Requirement. Look through the data and write out every line with the word "Einstellungen" in it.

Given records.
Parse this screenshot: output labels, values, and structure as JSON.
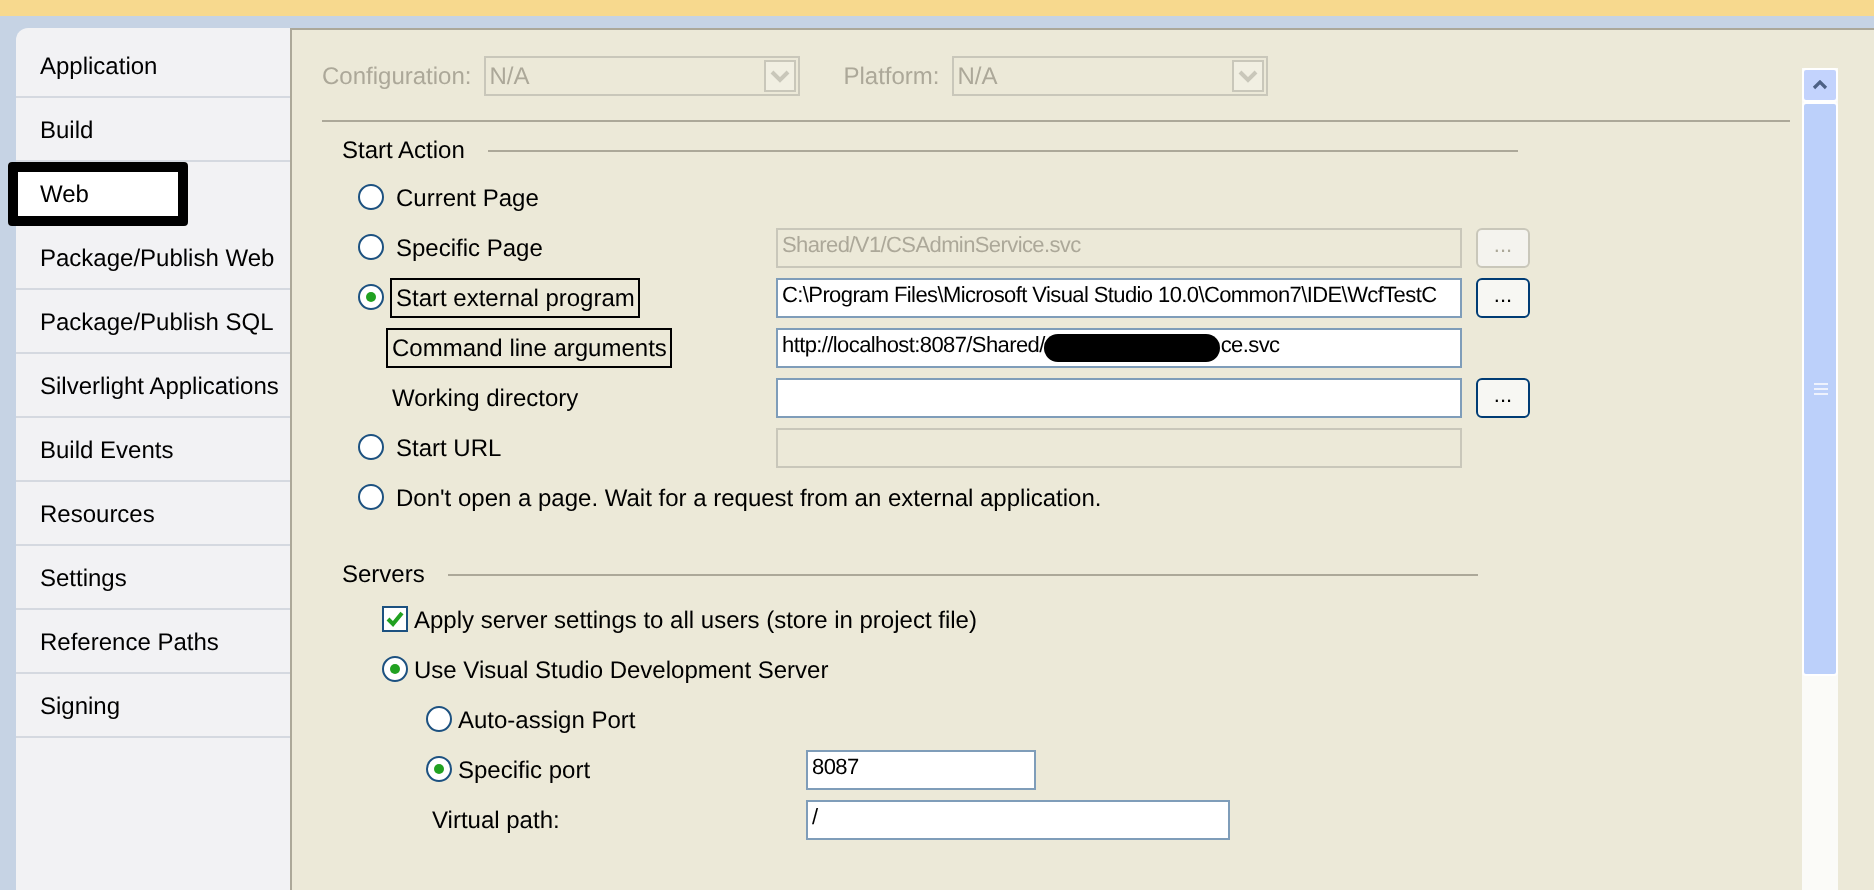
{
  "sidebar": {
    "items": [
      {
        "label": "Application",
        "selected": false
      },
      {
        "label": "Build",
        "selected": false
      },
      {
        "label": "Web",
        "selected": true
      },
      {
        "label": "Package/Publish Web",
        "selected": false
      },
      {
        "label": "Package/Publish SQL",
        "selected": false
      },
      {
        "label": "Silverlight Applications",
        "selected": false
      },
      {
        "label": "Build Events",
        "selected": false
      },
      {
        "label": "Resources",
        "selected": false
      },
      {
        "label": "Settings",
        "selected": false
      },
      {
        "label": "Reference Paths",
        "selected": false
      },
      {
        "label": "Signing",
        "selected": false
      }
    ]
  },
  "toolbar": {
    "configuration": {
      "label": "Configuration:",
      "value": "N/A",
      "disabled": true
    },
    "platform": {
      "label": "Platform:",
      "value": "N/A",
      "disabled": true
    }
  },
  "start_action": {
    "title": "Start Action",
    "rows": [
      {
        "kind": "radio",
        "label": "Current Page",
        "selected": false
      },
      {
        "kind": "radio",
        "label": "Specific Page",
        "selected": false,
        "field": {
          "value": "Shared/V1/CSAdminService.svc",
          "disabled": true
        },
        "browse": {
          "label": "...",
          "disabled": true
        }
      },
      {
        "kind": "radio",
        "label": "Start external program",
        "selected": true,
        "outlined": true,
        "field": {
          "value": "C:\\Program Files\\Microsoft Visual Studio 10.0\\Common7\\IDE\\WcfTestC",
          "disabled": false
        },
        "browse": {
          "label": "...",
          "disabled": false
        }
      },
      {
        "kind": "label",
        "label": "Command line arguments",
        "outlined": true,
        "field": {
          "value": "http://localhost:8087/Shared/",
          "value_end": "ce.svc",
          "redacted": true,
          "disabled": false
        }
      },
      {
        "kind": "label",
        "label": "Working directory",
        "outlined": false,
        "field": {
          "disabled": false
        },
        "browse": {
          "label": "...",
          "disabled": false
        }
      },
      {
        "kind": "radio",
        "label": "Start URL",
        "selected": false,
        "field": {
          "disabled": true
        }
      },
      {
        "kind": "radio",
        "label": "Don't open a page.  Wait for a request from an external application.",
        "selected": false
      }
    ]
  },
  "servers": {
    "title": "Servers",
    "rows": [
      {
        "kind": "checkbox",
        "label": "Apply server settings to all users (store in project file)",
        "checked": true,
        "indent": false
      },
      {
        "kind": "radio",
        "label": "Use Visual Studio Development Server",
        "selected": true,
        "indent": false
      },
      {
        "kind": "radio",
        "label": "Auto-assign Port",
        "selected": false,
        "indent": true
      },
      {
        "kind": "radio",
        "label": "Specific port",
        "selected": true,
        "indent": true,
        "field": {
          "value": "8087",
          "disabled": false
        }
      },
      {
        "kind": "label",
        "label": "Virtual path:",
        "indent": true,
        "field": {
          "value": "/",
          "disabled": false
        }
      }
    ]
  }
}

...

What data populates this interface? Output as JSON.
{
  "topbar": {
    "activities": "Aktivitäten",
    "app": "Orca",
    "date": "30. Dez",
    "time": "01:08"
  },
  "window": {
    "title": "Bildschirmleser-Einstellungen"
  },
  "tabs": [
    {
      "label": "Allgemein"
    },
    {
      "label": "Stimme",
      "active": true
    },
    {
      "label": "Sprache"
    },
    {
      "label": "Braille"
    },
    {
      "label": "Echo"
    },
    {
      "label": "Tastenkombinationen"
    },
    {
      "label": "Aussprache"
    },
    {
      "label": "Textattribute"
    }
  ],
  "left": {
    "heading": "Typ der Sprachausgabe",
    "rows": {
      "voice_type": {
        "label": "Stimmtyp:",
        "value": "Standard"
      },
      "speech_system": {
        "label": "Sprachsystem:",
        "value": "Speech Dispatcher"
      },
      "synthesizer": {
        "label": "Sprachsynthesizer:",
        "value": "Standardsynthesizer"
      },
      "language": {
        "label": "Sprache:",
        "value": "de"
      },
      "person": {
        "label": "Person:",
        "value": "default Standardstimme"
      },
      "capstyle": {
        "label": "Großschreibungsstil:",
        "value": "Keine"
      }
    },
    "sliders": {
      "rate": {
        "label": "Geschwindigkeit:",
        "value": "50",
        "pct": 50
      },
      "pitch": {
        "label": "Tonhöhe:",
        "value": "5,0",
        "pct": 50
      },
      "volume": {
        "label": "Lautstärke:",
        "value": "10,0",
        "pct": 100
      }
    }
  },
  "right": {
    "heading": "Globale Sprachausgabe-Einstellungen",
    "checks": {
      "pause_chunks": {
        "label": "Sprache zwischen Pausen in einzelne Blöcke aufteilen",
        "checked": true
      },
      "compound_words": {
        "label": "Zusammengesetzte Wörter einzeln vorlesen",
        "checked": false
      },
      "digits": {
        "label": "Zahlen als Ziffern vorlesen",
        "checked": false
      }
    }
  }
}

Answer to this task.
    "title": "Bildschirmleser-Einstellungen"
    "heading": "Globale Sprachausgabe-Einstellungen",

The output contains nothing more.